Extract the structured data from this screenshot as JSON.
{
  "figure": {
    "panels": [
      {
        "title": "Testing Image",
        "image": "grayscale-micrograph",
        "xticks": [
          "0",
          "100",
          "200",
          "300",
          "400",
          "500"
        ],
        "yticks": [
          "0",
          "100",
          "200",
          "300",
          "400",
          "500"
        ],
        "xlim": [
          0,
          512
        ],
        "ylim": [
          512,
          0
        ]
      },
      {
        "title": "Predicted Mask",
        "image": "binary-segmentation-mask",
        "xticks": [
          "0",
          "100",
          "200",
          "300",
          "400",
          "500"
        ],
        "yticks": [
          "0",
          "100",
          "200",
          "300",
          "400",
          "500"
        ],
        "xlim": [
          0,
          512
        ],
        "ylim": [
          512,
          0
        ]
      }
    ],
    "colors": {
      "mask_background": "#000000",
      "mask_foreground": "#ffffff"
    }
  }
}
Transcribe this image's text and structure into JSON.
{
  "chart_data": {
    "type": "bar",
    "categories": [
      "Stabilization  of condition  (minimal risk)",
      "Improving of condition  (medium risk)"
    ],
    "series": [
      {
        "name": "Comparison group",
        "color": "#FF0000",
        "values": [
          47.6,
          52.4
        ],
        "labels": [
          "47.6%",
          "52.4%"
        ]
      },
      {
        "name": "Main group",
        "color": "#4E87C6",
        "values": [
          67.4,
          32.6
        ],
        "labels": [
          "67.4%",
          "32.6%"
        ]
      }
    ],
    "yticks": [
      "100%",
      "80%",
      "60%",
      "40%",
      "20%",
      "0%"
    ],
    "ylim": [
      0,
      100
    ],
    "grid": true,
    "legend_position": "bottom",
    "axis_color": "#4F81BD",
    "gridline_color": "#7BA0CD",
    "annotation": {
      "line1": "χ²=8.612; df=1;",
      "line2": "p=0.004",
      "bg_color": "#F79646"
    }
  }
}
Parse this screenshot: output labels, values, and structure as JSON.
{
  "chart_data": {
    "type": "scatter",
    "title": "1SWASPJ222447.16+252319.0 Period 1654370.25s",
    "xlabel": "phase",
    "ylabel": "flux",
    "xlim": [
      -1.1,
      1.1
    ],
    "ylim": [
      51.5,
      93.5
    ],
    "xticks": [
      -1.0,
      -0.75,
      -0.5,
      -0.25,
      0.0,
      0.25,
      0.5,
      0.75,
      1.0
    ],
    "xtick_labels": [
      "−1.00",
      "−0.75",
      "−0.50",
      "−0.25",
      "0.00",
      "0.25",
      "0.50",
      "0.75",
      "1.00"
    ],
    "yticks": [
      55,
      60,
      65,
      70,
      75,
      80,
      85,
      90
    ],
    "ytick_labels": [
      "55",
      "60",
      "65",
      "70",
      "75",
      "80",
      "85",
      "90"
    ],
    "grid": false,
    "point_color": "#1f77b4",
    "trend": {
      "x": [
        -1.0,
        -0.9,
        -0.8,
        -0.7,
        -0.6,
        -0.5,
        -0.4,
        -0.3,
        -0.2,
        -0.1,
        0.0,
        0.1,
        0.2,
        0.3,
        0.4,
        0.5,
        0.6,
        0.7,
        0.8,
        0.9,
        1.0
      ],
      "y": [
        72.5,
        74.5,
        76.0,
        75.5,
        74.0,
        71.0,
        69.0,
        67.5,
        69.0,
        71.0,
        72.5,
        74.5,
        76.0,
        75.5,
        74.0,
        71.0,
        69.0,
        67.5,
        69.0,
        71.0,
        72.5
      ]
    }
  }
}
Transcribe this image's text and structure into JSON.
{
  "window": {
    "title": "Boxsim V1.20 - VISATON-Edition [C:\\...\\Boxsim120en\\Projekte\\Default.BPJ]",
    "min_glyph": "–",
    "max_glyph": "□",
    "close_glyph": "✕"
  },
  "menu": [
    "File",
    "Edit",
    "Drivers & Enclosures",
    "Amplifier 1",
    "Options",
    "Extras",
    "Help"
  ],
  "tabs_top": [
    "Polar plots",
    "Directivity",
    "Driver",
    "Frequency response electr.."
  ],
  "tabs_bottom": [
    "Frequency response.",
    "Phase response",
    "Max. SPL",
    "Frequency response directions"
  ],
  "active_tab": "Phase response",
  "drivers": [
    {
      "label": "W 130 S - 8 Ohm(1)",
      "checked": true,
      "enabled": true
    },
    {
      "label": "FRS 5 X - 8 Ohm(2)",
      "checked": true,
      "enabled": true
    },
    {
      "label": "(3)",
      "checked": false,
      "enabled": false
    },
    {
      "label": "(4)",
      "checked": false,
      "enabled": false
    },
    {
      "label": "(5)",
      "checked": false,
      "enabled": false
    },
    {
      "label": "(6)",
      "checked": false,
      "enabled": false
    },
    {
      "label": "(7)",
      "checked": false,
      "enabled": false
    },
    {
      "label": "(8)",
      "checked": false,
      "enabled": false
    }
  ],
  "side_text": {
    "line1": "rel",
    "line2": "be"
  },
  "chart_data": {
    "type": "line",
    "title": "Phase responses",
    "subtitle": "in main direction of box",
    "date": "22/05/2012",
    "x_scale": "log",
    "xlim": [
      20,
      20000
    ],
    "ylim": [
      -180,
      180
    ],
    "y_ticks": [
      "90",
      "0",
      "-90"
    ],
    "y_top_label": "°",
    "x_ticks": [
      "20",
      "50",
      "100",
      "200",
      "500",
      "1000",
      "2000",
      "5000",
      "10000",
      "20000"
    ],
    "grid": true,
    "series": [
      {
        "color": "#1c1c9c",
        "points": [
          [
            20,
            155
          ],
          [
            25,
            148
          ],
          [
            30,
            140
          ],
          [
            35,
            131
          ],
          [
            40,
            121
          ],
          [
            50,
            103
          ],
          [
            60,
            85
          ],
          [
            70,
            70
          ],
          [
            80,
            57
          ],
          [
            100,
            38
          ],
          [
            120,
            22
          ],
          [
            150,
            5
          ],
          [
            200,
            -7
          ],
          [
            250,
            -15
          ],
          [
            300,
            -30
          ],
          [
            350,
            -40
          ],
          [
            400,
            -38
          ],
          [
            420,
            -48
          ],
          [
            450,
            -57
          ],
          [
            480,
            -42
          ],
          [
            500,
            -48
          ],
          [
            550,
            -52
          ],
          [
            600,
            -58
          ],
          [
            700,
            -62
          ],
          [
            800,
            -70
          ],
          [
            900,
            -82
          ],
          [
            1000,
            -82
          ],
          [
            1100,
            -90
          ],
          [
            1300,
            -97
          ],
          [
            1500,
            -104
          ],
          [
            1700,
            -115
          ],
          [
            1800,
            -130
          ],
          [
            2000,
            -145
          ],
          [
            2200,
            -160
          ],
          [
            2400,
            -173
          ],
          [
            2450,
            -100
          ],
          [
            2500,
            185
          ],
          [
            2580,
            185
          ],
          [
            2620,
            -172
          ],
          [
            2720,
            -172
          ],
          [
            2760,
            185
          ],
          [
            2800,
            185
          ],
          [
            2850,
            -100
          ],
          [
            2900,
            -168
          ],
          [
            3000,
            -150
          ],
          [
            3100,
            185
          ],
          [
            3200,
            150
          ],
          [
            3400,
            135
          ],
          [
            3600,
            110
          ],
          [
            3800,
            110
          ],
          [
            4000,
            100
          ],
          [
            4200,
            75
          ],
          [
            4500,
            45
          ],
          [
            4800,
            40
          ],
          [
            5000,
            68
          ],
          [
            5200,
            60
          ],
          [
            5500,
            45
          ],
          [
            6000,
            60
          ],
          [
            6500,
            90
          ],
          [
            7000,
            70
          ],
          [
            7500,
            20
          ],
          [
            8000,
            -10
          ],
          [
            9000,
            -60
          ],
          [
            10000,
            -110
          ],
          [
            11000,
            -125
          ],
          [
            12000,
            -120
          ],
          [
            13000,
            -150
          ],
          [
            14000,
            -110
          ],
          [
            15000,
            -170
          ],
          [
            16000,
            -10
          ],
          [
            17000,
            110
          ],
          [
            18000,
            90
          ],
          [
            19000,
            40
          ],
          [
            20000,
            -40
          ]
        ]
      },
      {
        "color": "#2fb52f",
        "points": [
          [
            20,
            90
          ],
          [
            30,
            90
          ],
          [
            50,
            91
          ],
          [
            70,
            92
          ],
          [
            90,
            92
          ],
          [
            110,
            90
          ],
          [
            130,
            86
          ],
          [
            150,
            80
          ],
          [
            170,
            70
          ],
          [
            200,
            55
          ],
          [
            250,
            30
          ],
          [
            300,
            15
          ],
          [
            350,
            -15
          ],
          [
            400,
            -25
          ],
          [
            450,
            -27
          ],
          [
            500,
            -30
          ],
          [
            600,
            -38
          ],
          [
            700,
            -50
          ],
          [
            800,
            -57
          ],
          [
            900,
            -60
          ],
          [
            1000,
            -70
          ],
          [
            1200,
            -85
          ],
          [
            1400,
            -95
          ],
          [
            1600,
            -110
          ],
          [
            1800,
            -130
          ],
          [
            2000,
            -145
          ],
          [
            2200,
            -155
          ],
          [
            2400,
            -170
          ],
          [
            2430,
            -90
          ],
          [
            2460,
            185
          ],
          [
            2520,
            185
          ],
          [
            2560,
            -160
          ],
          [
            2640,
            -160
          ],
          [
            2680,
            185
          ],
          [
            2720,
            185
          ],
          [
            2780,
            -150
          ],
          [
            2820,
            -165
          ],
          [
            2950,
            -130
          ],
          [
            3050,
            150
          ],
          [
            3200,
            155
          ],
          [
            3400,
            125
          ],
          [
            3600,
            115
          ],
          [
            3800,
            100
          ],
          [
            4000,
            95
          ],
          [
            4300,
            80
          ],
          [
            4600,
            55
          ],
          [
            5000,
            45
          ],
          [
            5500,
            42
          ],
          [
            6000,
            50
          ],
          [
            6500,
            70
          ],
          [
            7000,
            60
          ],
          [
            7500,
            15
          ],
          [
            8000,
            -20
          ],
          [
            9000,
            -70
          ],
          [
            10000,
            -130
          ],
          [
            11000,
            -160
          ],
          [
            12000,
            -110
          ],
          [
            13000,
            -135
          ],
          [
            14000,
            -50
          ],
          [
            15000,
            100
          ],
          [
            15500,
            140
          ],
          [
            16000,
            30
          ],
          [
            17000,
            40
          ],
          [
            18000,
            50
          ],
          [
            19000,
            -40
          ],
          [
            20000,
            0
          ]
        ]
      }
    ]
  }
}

- AIM OF THE TASK:
Give only the number of lines in the material above that include the word "condition".

- SOLVED EXERCISE:
2